■ **Do this**
Find every line in the records below that contains the word "println", and copy each such line.

■ **Dataset records**
** begin **

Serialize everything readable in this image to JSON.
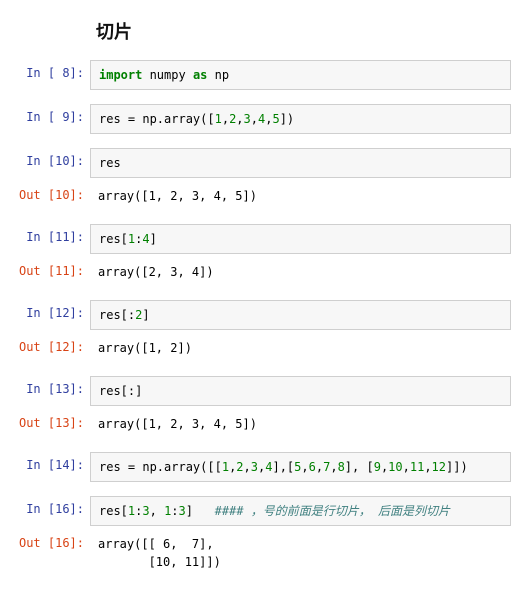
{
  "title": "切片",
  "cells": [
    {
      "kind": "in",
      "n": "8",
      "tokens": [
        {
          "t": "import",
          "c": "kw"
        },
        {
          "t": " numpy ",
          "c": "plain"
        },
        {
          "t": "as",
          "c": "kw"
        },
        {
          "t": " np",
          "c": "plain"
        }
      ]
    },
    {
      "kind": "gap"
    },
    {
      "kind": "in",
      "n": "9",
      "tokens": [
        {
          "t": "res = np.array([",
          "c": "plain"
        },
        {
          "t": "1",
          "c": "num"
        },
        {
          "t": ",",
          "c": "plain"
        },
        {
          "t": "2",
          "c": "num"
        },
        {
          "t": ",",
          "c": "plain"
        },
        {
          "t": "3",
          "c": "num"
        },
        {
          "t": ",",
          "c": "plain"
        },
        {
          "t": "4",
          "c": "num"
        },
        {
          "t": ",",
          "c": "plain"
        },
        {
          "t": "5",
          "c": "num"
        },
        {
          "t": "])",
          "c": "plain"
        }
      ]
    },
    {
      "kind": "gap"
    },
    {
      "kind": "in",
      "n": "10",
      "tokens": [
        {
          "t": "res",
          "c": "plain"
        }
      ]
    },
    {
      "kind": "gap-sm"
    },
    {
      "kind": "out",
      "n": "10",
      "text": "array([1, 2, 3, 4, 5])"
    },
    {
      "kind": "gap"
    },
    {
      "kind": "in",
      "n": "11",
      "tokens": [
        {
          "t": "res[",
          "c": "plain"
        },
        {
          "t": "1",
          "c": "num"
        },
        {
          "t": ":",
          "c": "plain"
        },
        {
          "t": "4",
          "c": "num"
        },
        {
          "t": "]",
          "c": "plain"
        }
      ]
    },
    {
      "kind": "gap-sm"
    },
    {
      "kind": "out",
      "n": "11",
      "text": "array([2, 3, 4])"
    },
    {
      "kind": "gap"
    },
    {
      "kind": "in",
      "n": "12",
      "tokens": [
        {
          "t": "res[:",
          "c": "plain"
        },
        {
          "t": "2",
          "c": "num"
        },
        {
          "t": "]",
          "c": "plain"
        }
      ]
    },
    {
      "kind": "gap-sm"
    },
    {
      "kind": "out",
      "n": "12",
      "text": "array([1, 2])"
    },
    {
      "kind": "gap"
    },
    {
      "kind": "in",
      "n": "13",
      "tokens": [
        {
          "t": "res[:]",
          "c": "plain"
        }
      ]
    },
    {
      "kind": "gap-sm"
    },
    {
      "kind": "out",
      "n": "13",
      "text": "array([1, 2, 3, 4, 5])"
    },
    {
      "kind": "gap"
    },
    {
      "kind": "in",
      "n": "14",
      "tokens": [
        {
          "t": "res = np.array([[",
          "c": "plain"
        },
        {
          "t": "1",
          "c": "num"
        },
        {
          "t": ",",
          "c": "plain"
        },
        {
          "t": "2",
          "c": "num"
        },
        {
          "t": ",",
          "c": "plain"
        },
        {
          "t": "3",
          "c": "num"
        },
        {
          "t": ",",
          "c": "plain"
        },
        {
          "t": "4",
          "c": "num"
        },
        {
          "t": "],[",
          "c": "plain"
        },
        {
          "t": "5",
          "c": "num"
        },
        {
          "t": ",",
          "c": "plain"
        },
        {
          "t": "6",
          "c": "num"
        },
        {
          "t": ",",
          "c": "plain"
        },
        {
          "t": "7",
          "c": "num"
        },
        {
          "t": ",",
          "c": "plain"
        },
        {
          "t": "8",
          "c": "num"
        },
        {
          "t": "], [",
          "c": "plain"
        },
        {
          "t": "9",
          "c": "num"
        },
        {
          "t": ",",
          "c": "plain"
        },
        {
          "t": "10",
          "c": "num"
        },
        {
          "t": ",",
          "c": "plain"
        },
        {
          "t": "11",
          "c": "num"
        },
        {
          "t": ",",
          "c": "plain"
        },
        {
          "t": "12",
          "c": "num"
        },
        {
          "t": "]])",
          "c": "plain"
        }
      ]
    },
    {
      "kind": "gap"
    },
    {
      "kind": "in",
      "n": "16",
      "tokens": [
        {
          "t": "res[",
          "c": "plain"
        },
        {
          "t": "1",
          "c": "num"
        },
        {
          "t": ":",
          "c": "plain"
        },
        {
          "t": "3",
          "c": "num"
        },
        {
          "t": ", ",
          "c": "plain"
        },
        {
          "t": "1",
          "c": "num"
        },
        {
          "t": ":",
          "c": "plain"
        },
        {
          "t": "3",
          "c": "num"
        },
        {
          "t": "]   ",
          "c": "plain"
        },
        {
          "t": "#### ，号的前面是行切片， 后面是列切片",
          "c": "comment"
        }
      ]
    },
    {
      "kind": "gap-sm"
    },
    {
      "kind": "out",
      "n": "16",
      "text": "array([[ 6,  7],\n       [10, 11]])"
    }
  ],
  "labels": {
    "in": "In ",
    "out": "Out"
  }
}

** end **
** begin **

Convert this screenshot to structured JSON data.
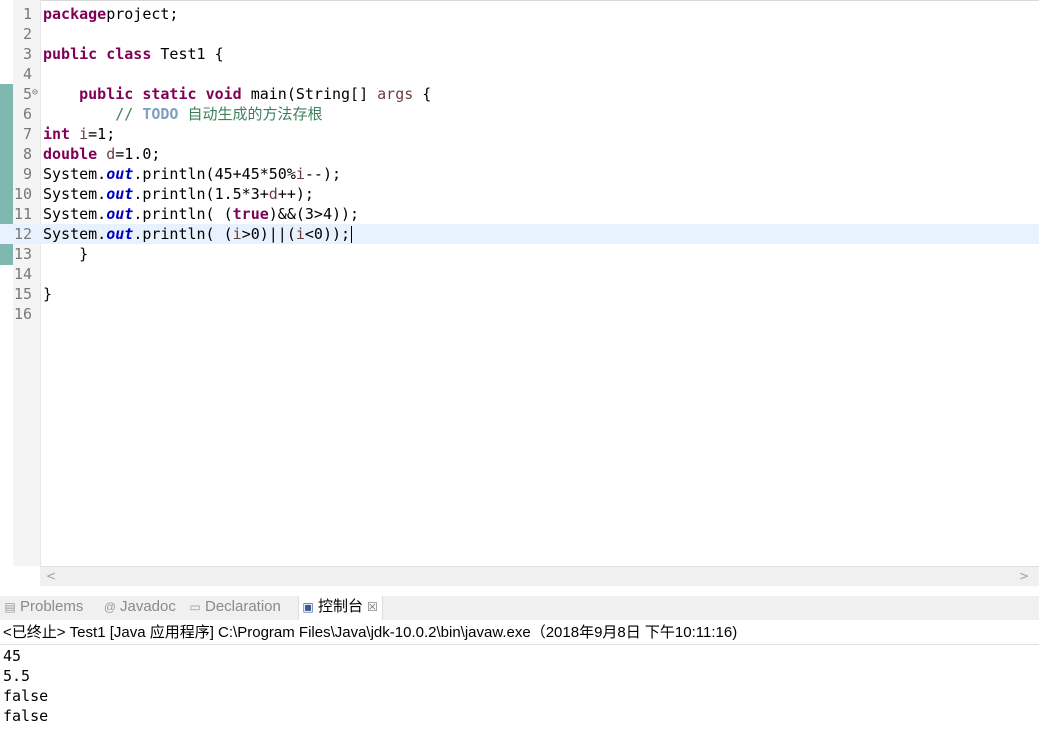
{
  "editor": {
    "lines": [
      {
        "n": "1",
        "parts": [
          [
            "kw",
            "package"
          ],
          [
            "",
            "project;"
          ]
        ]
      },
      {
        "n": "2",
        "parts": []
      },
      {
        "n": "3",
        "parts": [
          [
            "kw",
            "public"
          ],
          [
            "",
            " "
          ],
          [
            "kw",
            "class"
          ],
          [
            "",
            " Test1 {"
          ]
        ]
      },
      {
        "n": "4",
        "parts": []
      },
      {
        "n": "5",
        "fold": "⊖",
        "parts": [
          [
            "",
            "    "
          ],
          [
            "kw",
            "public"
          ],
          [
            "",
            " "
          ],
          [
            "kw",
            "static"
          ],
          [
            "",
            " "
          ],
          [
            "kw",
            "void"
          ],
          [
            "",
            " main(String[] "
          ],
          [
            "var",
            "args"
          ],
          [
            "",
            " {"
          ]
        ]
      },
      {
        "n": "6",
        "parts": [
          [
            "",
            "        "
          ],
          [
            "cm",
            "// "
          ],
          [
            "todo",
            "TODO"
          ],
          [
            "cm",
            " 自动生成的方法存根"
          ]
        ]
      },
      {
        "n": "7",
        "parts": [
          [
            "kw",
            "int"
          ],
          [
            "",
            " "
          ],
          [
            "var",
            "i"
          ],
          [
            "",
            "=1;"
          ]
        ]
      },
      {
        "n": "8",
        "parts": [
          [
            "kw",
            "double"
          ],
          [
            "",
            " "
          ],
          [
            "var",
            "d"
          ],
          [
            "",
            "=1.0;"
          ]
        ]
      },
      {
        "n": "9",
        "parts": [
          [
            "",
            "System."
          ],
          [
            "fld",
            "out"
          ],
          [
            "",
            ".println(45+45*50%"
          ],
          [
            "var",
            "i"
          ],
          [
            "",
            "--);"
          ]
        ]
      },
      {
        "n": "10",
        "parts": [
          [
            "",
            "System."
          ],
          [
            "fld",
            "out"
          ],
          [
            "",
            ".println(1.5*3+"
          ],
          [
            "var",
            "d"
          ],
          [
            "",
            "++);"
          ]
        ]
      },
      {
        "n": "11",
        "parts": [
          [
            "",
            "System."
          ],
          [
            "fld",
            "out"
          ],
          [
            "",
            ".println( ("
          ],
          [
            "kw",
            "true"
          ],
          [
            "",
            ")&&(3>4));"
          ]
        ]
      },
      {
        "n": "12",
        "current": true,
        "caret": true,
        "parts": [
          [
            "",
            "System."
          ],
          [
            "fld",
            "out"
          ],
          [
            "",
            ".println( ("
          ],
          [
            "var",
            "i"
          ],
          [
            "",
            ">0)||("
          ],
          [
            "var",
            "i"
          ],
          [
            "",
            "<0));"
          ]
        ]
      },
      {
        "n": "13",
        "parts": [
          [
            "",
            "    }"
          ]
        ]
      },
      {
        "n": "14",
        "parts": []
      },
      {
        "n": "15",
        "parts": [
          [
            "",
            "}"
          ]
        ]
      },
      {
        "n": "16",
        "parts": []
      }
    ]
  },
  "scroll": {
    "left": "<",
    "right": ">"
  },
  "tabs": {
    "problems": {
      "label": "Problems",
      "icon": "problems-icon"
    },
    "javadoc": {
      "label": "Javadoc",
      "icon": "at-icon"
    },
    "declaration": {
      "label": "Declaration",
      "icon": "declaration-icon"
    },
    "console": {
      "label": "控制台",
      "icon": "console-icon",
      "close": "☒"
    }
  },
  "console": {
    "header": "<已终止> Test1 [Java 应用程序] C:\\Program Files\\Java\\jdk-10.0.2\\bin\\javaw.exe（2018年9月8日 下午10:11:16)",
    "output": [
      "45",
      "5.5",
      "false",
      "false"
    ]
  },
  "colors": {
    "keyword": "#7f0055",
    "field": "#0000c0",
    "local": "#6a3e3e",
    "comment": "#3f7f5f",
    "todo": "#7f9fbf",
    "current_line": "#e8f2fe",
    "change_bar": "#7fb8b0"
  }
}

** end **

■ **Solution for this task**
            ".println(45+45*50%"
            ".println(1.5*3+"
            ".println( ("
            ".println( ("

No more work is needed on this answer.